DATA IN THIS EXERCISE ->
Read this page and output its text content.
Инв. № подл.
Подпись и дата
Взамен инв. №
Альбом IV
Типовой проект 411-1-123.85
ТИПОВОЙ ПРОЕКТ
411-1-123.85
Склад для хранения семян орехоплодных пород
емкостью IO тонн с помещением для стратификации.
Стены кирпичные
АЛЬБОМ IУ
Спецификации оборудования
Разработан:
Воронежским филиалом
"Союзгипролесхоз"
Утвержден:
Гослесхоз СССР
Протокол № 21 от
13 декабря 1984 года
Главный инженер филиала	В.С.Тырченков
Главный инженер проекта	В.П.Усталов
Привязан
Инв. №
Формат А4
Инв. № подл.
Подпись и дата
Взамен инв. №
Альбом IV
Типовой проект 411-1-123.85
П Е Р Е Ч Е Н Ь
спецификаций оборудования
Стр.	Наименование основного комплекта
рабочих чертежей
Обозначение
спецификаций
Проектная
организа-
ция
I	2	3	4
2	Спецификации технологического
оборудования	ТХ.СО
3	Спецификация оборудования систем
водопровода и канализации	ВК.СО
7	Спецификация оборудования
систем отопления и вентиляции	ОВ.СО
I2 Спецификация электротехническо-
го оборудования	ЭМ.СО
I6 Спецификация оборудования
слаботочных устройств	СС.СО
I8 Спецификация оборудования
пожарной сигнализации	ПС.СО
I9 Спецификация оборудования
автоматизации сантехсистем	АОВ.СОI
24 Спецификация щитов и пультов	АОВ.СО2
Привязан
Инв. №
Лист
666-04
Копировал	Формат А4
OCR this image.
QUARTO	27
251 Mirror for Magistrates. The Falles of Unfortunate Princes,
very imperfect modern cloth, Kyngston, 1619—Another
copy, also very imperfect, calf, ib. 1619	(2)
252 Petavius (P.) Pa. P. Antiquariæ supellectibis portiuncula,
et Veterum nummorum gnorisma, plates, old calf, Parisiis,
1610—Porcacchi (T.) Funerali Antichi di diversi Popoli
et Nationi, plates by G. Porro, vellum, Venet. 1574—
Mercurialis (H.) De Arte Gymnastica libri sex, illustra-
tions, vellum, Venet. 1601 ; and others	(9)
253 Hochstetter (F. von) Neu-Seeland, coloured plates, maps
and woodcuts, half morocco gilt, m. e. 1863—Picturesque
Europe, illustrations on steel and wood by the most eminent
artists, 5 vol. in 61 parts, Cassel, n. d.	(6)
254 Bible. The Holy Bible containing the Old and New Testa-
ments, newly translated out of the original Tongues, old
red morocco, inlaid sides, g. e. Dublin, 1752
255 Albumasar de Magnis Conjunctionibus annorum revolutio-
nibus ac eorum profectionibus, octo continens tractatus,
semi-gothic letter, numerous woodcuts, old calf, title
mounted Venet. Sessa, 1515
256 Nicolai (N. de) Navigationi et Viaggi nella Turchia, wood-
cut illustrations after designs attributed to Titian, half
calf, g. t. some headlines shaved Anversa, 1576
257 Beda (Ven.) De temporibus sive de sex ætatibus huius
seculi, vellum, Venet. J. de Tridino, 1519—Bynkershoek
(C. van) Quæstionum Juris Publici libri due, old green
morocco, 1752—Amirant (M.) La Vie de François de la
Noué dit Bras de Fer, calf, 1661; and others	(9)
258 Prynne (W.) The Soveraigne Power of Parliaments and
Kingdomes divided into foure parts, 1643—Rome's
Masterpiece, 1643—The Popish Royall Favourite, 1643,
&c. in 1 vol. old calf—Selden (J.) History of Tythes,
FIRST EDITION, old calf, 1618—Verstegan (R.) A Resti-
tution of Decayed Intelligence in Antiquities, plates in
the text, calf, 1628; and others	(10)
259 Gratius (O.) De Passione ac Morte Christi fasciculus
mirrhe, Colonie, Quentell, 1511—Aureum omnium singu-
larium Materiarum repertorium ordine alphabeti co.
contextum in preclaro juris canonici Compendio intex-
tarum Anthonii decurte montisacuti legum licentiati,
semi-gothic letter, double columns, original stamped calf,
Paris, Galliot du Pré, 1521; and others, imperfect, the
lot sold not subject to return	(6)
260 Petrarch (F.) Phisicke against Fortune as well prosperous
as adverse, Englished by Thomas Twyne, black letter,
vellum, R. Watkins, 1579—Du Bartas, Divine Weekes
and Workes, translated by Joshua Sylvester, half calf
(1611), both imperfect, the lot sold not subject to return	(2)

PROBLEM REQUIREMENTS -> Exactly reproduce the material above.

WORKED ANSWER ->
Read this page and output its text content.
Инв. № подл.
Подпись и дата
Взамен инв. №
Альбом IV
Типовой проект 411-1-123.85
ТИПОВОЙ ПРОЕКТ
411-1-123.85
Склад для хранения семян орехоплодных пород
емкостью IO тонн с помещением для стратификации.
Стены кирпичные
АЛЬБОМ IУ
Спецификации оборудования
Разработан:
Воронежским филиалом
"Союзгипролесхоз"
Утвержден:
Гослесхоз СССР
Протокол № 21 от
13 декабря 1984 года
Главный инженер филиала	В.С.Тырченков
Главный инженер проекта	В.П.Усталов
Привязан
Инв. №
Формат А4
Инв. № подл.
Подпись и дата
Взамен инв. №
Альбом IV
Типовой проект 411-1-123.85
П Е Р Е Ч Е Н Ь
спецификаций оборудования
Стр.	Наименование основного комплекта
рабочих чертежей
Обозначение
спецификаций
Проектная
организа-
ция
I	2	3	4
2	Спецификации технологического
оборудования	ТХ.СО
3	Спецификация оборудования систем
водопровода и канализации	ВК.СО
7	Спецификация оборудования
систем отопления и вентиляции	ОВ.СО
I2 Спецификация электротехническо-
го оборудования	ЭМ.СО
I6 Спецификация оборудования
слаботочных устройств	СС.СО
I8 Спецификация оборудования
пожарной сигнализации	ПС.СО
I9 Спецификация оборудования
автоматизации сантехсистем	АОВ.СОI
24 Спецификация щитов и пультов	АОВ.СО2
Привязан
Инв. №
Лист
666-04
Копировал	Формат А4
OCR this image.
QUARTO	27
251 Mirror for Magistrates. The Falles of Unfortunate Princes,
very imperfect modern cloth, Kyngston, 1619—Another
copy, also very imperfect, calf, ib. 1619	(2)
252 Petavius (P.) Pa. P. Antiquariæ supellectibis portiuncula,
et Veterum nummorum gnorisma, plates, old calf, Parisiis,
1610—Porcacchi (T.) Funerali Antichi di diversi Popoli
et Nationi, plates by G. Porro, vellum, Venet. 1574—
Mercurialis (H.) De Arte Gymnastica libri sex, illustra-
tions, vellum, Venet. 1601 ; and others	(9)
253 Hochstetter (F. von) Neu-Seeland, coloured plates, maps
and woodcuts, half morocco gilt, m. e. 1863—Picturesque
Europe, illustrations on steel and wood by the most eminent
artists, 5 vol. in 61 parts, Cassel, n. d.	(6)
254 Bible. The Holy Bible containing the Old and New Testa-
ments, newly translated out of the original Tongues, old
red morocco, inlaid sides, g. e. Dublin, 1752
255 Albumasar de Magnis Conjunctionibus annorum revolutio-
nibus ac eorum profectionibus, octo continens tractatus,
semi-gothic letter, numerous woodcuts, old calf, title
mounted Venet. Sessa, 1515
256 Nicolai (N. de) Navigationi et Viaggi nella Turchia, wood-
cut illustrations after designs attributed to Titian, half
calf, g. t. some headlines shaved Anversa, 1576
257 Beda (Ven.) De temporibus sive de sex ætatibus huius
seculi, vellum, Venet. J. de Tridino, 1519—Bynkershoek
(C. van) Quæstionum Juris Publici libri due, old green
morocco, 1752—Amirant (M.) La Vie de François de la
Noué dit Bras de Fer, calf, 1661; and others	(9)
258 Prynne (W.) The Soveraigne Power of Parliaments and
Kingdomes divided into foure parts, 1643—Rome's
Masterpiece, 1643—The Popish Royall Favourite, 1643,
&c. in 1 vol. old calf—Selden (J.) History of Tythes,
FIRST EDITION, old calf, 1618—Verstegan (R.) A Resti-
tution of Decayed Intelligence in Antiquities, plates in
the text, calf, 1628; and others	(10)
259 Gratius (O.) De Passione ac Morte Christi fasciculus
mirrhe, Colonie, Quentell, 1511—Aureum omnium singu-
larium Materiarum repertorium ordine alphabeti co.
contextum in preclaro juris canonici Compendio intex-
tarum Anthonii decurte montisacuti legum licentiati,
semi-gothic letter, double columns, original stamped calf,
Paris, Galliot du Pré, 1521; and others, imperfect, the
lot sold not subject to return	(6)
260 Petrarch (F.) Phisicke against Fortune as well prosperous
as adverse, Englished by Thomas Twyne, black letter,
vellum, R. Watkins, 1579—Du Bartas, Divine Weekes
and Workes, translated by Joshua Sylvester, half calf
(1611), both imperfect, the lot sold not subject to return	(2)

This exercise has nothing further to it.